>> Begin RECORDS

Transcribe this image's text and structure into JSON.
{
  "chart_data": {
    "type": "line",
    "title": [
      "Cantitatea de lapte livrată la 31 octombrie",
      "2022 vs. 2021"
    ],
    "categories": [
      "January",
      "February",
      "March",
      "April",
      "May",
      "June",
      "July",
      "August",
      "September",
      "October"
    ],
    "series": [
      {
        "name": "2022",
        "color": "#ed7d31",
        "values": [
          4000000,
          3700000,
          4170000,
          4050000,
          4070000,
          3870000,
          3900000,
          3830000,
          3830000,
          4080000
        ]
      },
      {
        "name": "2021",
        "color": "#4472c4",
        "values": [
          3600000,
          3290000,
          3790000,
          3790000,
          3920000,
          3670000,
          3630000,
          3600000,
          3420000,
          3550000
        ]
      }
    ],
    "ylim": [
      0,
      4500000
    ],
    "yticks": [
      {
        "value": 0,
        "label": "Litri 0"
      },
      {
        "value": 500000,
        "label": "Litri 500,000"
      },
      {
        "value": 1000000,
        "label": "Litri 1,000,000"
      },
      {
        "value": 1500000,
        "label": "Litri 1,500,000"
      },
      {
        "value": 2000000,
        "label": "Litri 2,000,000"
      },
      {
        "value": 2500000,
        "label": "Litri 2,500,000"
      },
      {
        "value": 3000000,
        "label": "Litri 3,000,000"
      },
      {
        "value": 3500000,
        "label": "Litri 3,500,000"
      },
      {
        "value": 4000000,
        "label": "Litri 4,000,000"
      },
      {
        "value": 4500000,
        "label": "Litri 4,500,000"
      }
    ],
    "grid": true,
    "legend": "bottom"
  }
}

>> End RECORDS

Find the word "Litri" in the entries above and gather every line that holds it.

— RESPONSE TO THE TASK —
        "label": "Litri 0"
        "label": "Litri 500,000"
        "label": "Litri 1,000,000"
        "label": "Litri 1,500,000"
        "label": "Litri 2,000,000"
        "label": "Litri 2,500,000"
        "label": "Litri 3,000,000"
        "label": "Litri 3,500,000"
        "label": "Litri 4,000,000"
        "label": "Litri 4,500,000"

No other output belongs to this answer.